> **Dataset content**

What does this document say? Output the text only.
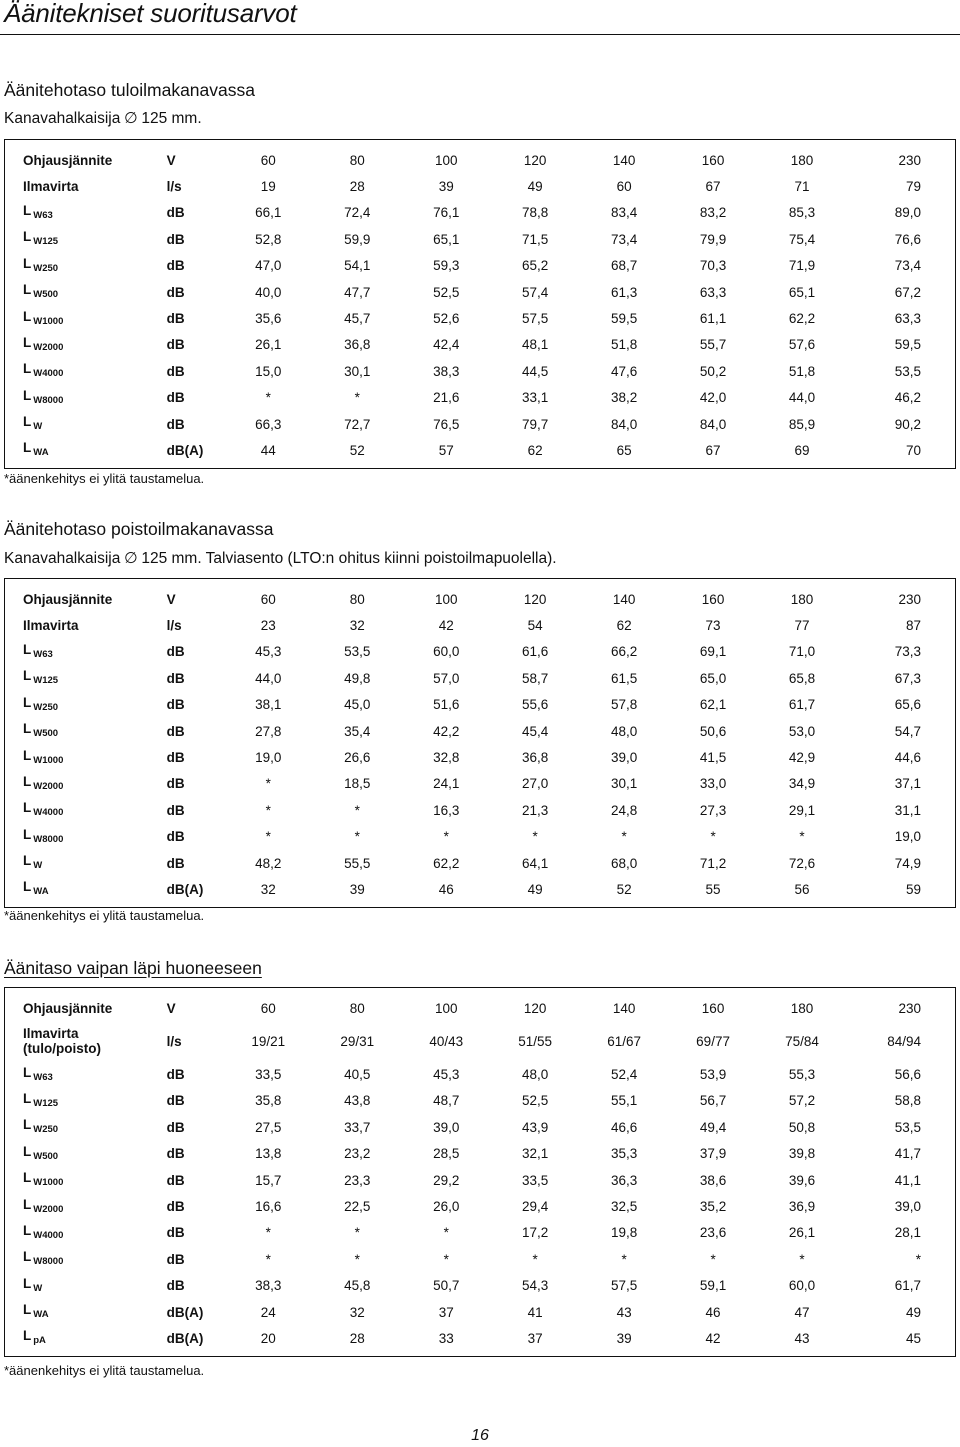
Äänitekniset suoritusarvot
Äänitehotaso tuloilmakanavassa

Kanavahalkaisija ∅ 125 mm.

Ohjausjännite	V	60	80	100	120	140	160	180	230
Ilmavirta	l/s	19	28	39	49	60	67	71	79
L $_{W63}$	dB	66,1	72,4	76,1	78,8	83,4	83,2	85,3	89,0
L $_{W125}$	dB	52,8	59,9	65,1	71,5	73,4	79,9	75,4	76,6
L $_{W250}$	dB	47,0	54,1	59,3	65,2	68,7	70,3	71,9	73,4
L $_{W500}$	dB	40,0	47,7	52,5	57,4	61,3	63,3	65,1	67,2
L $_{W1000}$	dB	35,6	45,7	52,6	57,5	59,5	61,1	62,2	63,3
L $_{W2000}$	dB	26,1	36,8	42,4	48,1	51,8	55,7	57,6	59,5
L $_{W4000}$	dB	15,0	30,1	38,3	44,5	47,6	50,2	51,8	53,5
L $_{W8000}$	dB	*	*	21,6	33,1	38,2	42,0	44,0	46,2
L $_W$	dB	66,3	72,7	76,5	79,7	84,0	84,0	85,9	90,2
L $_{WA}$	dB(A)	44	52	57	62	65	67	69	70

*äänenkehitys ei ylitä taustamelua.

Äänitehotaso poistoilmakanavassa

Kanavahalkaisija ∅ 125 mm. Talviasento (LTO:n ohitus kiinni poistoilmapuolella).

Ohjausjännite	V	60	80	100	120	140	160	180	230
Ilmavirta	l/s	23	32	42	54	62	73	77	87
L $_{W63}$	dB	45,3	53,5	60,0	61,6	66,2	69,1	71,0	73,3
L $_{W125}$	dB	44,0	49,8	57,0	58,7	61,5	65,0	65,8	67,3
L $_{W250}$	dB	38,1	45,0	51,6	55,6	57,8	62,1	61,7	65,6
L $_{W500}$	dB	27,8	35,4	42,2	45,4	48,0	50,6	53,0	54,7
L $_{W1000}$	dB	19,0	26,6	32,8	36,8	39,0	41,5	42,9	44,6
L $_{W2000}$	dB	*	18,5	24,1	27,0	30,1	33,0	34,9	37,1
L $_{W4000}$	dB	*	*	16,3	21,3	24,8	27,3	29,1	31,1
L $_{W8000}$	dB	*	*	*	*	*	*	*	19,0
L $_W$	dB	48,2	55,5	62,2	64,1	68,0	71,2	72,6	74,9
L $_{WA}$	dB(A)	32	39	46	49	52	55	56	59

*äänenkehitys ei ylitä taustamelua.

Äänitaso vaipan läpi huoneeseen
Ohjausjännite	V	60	80	100	120	140	160	180	230
Ilmavirta
(tulo/poisto)	l/s	19/21	29/31	40/43	51/55	61/67	69/77	75/84	84/94
L $_{W63}$	dB	33,5	40,5	45,3	48,0	52,4	53,9	55,3	56,6
L $_{W125}$	dB	35,8	43,8	48,7	52,5	55,1	56,7	57,2	58,8
L $_{W250}$	dB	27,5	33,7	39,0	43,9	46,6	49,4	50,8	53,5
L $_{W500}$	dB	13,8	23,2	28,5	32,1	35,3	37,9	39,8	41,7
L $_{W1000}$	dB	15,7	23,3	29,2	33,5	36,3	38,6	39,6	41,1
L $_{W2000}$	dB	16,6	22,5	26,0	29,4	32,5	35,2	36,9	39,0
L $_{W4000}$	dB	*	*	*	17,2	19,8	23,6	26,1	28,1
L $_{W8000}$	dB	*	*	*	*	*	*	*	*
L $_W$	dB	38,3	45,8	50,7	54,3	57,5	59,1	60,0	61,7
L $_{WA}$	dB(A)	24	32	37	41	43	46	47	49
L $_{pA}$	dB(A)	20	28	33	37	39	42	43	45

*äänenkehitys ei ylitä taustamelua.

16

> **Task to complete**
Repeat the listing verbatim. Skip the pictures.

> **Exercise output**
What does this document say? Output the text only.
Äänitekniset suoritusarvot
Äänitehotaso tuloilmakanavassa

Kanavahalkaisija ∅ 125 mm.

Ohjausjännite	V	60	80	100	120	140	160	180	230
Ilmavirta	l/s	19	28	39	49	60	67	71	79
L $_{W63}$	dB	66,1	72,4	76,1	78,8	83,4	83,2	85,3	89,0
L $_{W125}$	dB	52,8	59,9	65,1	71,5	73,4	79,9	75,4	76,6
L $_{W250}$	dB	47,0	54,1	59,3	65,2	68,7	70,3	71,9	73,4
L $_{W500}$	dB	40,0	47,7	52,5	57,4	61,3	63,3	65,1	67,2
L $_{W1000}$	dB	35,6	45,7	52,6	57,5	59,5	61,1	62,2	63,3
L $_{W2000}$	dB	26,1	36,8	42,4	48,1	51,8	55,7	57,6	59,5
L $_{W4000}$	dB	15,0	30,1	38,3	44,5	47,6	50,2	51,8	53,5
L $_{W8000}$	dB	*	*	21,6	33,1	38,2	42,0	44,0	46,2
L $_W$	dB	66,3	72,7	76,5	79,7	84,0	84,0	85,9	90,2
L $_{WA}$	dB(A)	44	52	57	62	65	67	69	70

*äänenkehitys ei ylitä taustamelua.

Äänitehotaso poistoilmakanavassa

Kanavahalkaisija ∅ 125 mm. Talviasento (LTO:n ohitus kiinni poistoilmapuolella).

Ohjausjännite	V	60	80	100	120	140	160	180	230
Ilmavirta	l/s	23	32	42	54	62	73	77	87
L $_{W63}$	dB	45,3	53,5	60,0	61,6	66,2	69,1	71,0	73,3
L $_{W125}$	dB	44,0	49,8	57,0	58,7	61,5	65,0	65,8	67,3
L $_{W250}$	dB	38,1	45,0	51,6	55,6	57,8	62,1	61,7	65,6
L $_{W500}$	dB	27,8	35,4	42,2	45,4	48,0	50,6	53,0	54,7
L $_{W1000}$	dB	19,0	26,6	32,8	36,8	39,0	41,5	42,9	44,6
L $_{W2000}$	dB	*	18,5	24,1	27,0	30,1	33,0	34,9	37,1
L $_{W4000}$	dB	*	*	16,3	21,3	24,8	27,3	29,1	31,1
L $_{W8000}$	dB	*	*	*	*	*	*	*	19,0
L $_W$	dB	48,2	55,5	62,2	64,1	68,0	71,2	72,6	74,9
L $_{WA}$	dB(A)	32	39	46	49	52	55	56	59

*äänenkehitys ei ylitä taustamelua.

Äänitaso vaipan läpi huoneeseen
Ohjausjännite	V	60	80	100	120	140	160	180	230
Ilmavirta
(tulo/poisto)	l/s	19/21	29/31	40/43	51/55	61/67	69/77	75/84	84/94
L $_{W63}$	dB	33,5	40,5	45,3	48,0	52,4	53,9	55,3	56,6
L $_{W125}$	dB	35,8	43,8	48,7	52,5	55,1	56,7	57,2	58,8
L $_{W250}$	dB	27,5	33,7	39,0	43,9	46,6	49,4	50,8	53,5
L $_{W500}$	dB	13,8	23,2	28,5	32,1	35,3	37,9	39,8	41,7
L $_{W1000}$	dB	15,7	23,3	29,2	33,5	36,3	38,6	39,6	41,1
L $_{W2000}$	dB	16,6	22,5	26,0	29,4	32,5	35,2	36,9	39,0
L $_{W4000}$	dB	*	*	*	17,2	19,8	23,6	26,1	28,1
L $_{W8000}$	dB	*	*	*	*	*	*	*	*
L $_W$	dB	38,3	45,8	50,7	54,3	57,5	59,1	60,0	61,7
L $_{WA}$	dB(A)	24	32	37	41	43	46	47	49
L $_{pA}$	dB(A)	20	28	33	37	39	42	43	45

*äänenkehitys ei ylitä taustamelua.

16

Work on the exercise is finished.